* START *

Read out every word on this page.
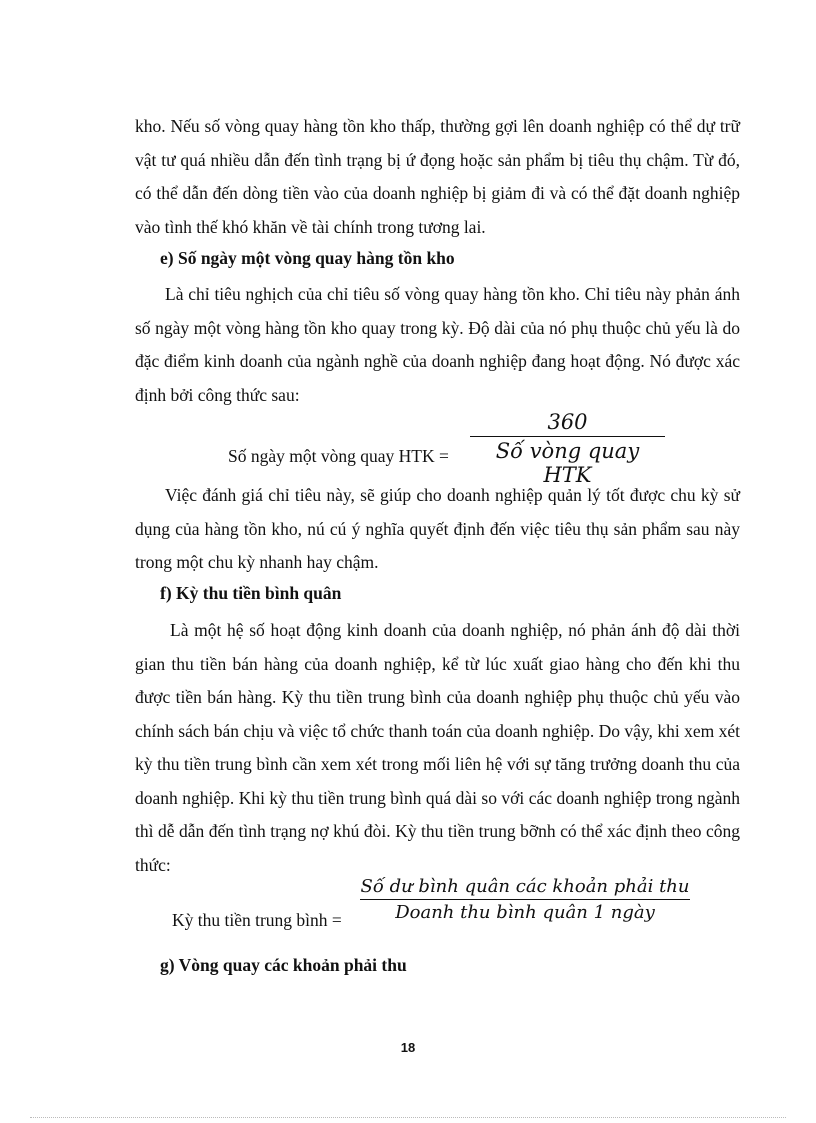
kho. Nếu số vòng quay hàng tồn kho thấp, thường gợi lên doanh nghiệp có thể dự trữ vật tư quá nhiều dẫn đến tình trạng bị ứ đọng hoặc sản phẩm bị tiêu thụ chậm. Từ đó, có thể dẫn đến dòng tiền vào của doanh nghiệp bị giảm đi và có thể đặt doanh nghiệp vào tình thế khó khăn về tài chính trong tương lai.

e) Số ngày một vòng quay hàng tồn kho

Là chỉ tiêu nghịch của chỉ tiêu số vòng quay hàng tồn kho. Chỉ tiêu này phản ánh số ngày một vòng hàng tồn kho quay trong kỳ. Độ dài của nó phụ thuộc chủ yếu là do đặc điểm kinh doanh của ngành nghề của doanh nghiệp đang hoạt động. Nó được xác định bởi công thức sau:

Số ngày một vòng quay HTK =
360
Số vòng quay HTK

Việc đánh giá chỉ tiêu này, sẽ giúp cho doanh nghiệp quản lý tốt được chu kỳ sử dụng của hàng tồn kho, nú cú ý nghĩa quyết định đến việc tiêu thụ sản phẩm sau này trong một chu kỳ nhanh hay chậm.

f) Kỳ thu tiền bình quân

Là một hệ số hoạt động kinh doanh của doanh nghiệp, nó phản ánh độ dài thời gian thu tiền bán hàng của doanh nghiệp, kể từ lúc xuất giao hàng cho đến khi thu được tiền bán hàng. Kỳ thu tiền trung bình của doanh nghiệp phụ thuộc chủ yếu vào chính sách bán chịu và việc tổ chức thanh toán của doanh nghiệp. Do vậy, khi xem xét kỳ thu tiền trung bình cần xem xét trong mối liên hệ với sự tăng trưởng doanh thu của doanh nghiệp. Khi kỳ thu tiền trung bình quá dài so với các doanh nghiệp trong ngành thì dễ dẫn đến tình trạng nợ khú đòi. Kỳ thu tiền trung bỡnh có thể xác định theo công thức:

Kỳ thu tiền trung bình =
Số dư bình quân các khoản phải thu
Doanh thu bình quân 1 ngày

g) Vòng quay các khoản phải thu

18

* END *
* START *

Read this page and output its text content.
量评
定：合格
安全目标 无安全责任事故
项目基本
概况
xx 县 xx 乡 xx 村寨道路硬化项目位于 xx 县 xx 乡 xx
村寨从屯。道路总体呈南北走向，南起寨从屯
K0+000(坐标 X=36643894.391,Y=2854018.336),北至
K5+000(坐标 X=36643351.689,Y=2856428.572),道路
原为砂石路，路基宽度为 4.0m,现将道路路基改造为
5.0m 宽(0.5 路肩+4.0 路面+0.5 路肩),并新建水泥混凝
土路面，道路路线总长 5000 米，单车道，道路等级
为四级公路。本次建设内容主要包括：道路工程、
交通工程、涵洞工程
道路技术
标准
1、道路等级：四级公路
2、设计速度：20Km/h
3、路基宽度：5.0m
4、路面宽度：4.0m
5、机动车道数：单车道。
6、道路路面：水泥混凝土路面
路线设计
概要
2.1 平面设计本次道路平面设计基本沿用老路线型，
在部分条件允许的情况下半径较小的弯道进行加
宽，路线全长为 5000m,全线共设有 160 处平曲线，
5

* END *

Tally the lines of the data that contain the string "Read" and report the total alone.

» Response for this exercise
2